WRITTEN REQUEST: Type out the records that follow, exactly as given.

Stored entries:
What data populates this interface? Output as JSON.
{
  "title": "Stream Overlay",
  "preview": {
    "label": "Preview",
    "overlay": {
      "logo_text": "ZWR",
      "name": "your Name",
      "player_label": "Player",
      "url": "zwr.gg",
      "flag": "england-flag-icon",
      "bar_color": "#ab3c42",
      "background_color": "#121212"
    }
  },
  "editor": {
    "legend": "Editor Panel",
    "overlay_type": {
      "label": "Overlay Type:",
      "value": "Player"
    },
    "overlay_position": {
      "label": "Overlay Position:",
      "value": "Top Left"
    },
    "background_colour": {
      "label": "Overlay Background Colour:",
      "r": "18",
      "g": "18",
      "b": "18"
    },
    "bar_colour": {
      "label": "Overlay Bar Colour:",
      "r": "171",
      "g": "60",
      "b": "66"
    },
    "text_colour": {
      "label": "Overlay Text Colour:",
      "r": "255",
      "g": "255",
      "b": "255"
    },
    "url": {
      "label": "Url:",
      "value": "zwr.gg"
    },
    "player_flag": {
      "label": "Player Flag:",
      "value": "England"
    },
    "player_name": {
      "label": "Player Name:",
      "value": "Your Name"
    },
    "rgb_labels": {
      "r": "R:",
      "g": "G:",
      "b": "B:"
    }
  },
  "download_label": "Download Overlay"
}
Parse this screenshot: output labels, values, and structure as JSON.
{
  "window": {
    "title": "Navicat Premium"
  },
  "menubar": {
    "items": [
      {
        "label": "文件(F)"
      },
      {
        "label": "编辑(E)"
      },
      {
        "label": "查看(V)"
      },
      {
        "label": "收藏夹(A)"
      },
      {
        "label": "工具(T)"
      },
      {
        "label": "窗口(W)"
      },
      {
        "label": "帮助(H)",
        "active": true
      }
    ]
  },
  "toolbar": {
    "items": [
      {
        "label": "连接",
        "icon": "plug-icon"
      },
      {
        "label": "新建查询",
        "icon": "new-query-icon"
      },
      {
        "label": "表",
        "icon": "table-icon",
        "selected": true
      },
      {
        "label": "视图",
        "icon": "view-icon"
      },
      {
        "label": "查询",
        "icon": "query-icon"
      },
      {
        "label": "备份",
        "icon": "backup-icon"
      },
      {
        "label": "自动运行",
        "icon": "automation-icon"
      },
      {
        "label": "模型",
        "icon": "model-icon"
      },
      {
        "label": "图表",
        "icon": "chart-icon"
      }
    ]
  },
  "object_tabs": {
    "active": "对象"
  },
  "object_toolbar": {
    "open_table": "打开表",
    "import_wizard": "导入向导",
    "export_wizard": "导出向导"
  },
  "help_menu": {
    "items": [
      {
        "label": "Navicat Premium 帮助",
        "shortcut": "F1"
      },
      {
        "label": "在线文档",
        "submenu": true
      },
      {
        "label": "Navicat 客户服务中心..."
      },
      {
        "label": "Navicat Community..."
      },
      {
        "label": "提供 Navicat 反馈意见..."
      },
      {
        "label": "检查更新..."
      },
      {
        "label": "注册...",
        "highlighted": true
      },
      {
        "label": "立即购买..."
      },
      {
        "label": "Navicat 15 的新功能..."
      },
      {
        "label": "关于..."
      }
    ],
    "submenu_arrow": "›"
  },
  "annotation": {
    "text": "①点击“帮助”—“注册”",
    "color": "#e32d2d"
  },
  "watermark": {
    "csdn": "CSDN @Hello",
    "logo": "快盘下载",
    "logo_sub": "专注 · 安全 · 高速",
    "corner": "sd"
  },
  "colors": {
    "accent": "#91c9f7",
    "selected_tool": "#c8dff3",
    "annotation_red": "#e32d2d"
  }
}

COMPLETED EXERCISE:
What data populates this interface? Output as JSON.
{
  "title": "Stream Overlay",
  "preview": {
    "label": "Preview",
    "overlay": {
      "logo_text": "ZWR",
      "name": "your Name",
      "player_label": "Player",
      "url": "zwr.gg",
      "flag": "england-flag-icon",
      "bar_color": "#ab3c42",
      "background_color": "#121212"
    }
  },
  "editor": {
    "legend": "Editor Panel",
    "overlay_type": {
      "label": "Overlay Type:",
      "value": "Player"
    },
    "overlay_position": {
      "label": "Overlay Position:",
      "value": "Top Left"
    },
    "background_colour": {
      "label": "Overlay Background Colour:",
      "r": "18",
      "g": "18",
      "b": "18"
    },
    "bar_colour": {
      "label": "Overlay Bar Colour:",
      "r": "171",
      "g": "60",
      "b": "66"
    },
    "text_colour": {
      "label": "Overlay Text Colour:",
      "r": "255",
      "g": "255",
      "b": "255"
    },
    "url": {
      "label": "Url:",
      "value": "zwr.gg"
    },
    "player_flag": {
      "label": "Player Flag:",
      "value": "England"
    },
    "player_name": {
      "label": "Player Name:",
      "value": "Your Name"
    },
    "rgb_labels": {
      "r": "R:",
      "g": "G:",
      "b": "B:"
    }
  },
  "download_label": "Download Overlay"
}
Parse this screenshot: output labels, values, and structure as JSON.
{
  "window": {
    "title": "Navicat Premium"
  },
  "menubar": {
    "items": [
      {
        "label": "文件(F)"
      },
      {
        "label": "编辑(E)"
      },
      {
        "label": "查看(V)"
      },
      {
        "label": "收藏夹(A)"
      },
      {
        "label": "工具(T)"
      },
      {
        "label": "窗口(W)"
      },
      {
        "label": "帮助(H)",
        "active": true
      }
    ]
  },
  "toolbar": {
    "items": [
      {
        "label": "连接",
        "icon": "plug-icon"
      },
      {
        "label": "新建查询",
        "icon": "new-query-icon"
      },
      {
        "label": "表",
        "icon": "table-icon",
        "selected": true
      },
      {
        "label": "视图",
        "icon": "view-icon"
      },
      {
        "label": "查询",
        "icon": "query-icon"
      },
      {
        "label": "备份",
        "icon": "backup-icon"
      },
      {
        "label": "自动运行",
        "icon": "automation-icon"
      },
      {
        "label": "模型",
        "icon": "model-icon"
      },
      {
        "label": "图表",
        "icon": "chart-icon"
      }
    ]
  },
  "object_tabs": {
    "active": "对象"
  },
  "object_toolbar": {
    "open_table": "打开表",
    "import_wizard": "导入向导",
    "export_wizard": "导出向导"
  },
  "help_menu": {
    "items": [
      {
        "label": "Navicat Premium 帮助",
        "shortcut": "F1"
      },
      {
        "label": "在线文档",
        "submenu": true
      },
      {
        "label": "Navicat 客户服务中心..."
      },
      {
        "label": "Navicat Community..."
      },
      {
        "label": "提供 Navicat 反馈意见..."
      },
      {
        "label": "检查更新..."
      },
      {
        "label": "注册...",
        "highlighted": true
      },
      {
        "label": "立即购买..."
      },
      {
        "label": "Navicat 15 的新功能..."
      },
      {
        "label": "关于..."
      }
    ],
    "submenu_arrow": "›"
  },
  "annotation": {
    "text": "①点击“帮助”—“注册”",
    "color": "#e32d2d"
  },
  "watermark": {
    "csdn": "CSDN @Hello",
    "logo": "快盘下载",
    "logo_sub": "专注 · 安全 · 高速",
    "corner": "sd"
  },
  "colors": {
    "accent": "#91c9f7",
    "selected_tool": "#c8dff3",
    "annotation_red": "#e32d2d"
  }
}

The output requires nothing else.